> EXERCISE DIRECTIONS: Print all of the data exactly as written.
(begin)
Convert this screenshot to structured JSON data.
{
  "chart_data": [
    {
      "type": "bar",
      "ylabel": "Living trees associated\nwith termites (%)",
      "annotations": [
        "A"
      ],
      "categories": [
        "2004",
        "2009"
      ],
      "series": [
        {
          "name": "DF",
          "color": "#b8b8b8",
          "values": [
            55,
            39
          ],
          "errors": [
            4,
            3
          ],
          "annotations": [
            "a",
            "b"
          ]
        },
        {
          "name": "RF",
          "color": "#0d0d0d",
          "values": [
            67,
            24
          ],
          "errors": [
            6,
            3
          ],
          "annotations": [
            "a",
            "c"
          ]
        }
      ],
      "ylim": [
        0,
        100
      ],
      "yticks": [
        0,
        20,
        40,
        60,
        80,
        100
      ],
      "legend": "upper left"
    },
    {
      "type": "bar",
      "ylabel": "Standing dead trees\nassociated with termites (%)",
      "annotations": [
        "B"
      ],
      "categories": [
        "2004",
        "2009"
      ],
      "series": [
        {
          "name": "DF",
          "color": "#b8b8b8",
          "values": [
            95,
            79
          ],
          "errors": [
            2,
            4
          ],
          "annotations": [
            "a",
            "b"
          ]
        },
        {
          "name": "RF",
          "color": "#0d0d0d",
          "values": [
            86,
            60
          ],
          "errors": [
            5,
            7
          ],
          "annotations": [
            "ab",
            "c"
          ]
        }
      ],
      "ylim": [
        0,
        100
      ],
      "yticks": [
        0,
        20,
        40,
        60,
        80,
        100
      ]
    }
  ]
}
(end)
> RESULT:
Convert this screenshot to structured JSON data.
{
  "chart_data": [
    {
      "type": "bar",
      "ylabel": "Living trees associated\nwith termites (%)",
      "annotations": [
        "A"
      ],
      "categories": [
        "2004",
        "2009"
      ],
      "series": [
        {
          "name": "DF",
          "color": "#b8b8b8",
          "values": [
            55,
            39
          ],
          "errors": [
            4,
            3
          ],
          "annotations": [
            "a",
            "b"
          ]
        },
        {
          "name": "RF",
          "color": "#0d0d0d",
          "values": [
            67,
            24
          ],
          "errors": [
            6,
            3
          ],
          "annotations": [
            "a",
            "c"
          ]
        }
      ],
      "ylim": [
        0,
        100
      ],
      "yticks": [
        0,
        20,
        40,
        60,
        80,
        100
      ],
      "legend": "upper left"
    },
    {
      "type": "bar",
      "ylabel": "Standing dead trees\nassociated with termites (%)",
      "annotations": [
        "B"
      ],
      "categories": [
        "2004",
        "2009"
      ],
      "series": [
        {
          "name": "DF",
          "color": "#b8b8b8",
          "values": [
            95,
            79
          ],
          "errors": [
            2,
            4
          ],
          "annotations": [
            "a",
            "b"
          ]
        },
        {
          "name": "RF",
          "color": "#0d0d0d",
          "values": [
            86,
            60
          ],
          "errors": [
            5,
            7
          ],
          "annotations": [
            "ab",
            "c"
          ]
        }
      ],
      "ylim": [
        0,
        100
      ],
      "yticks": [
        0,
        20,
        40,
        60,
        80,
        100
      ]
    }
  ]
}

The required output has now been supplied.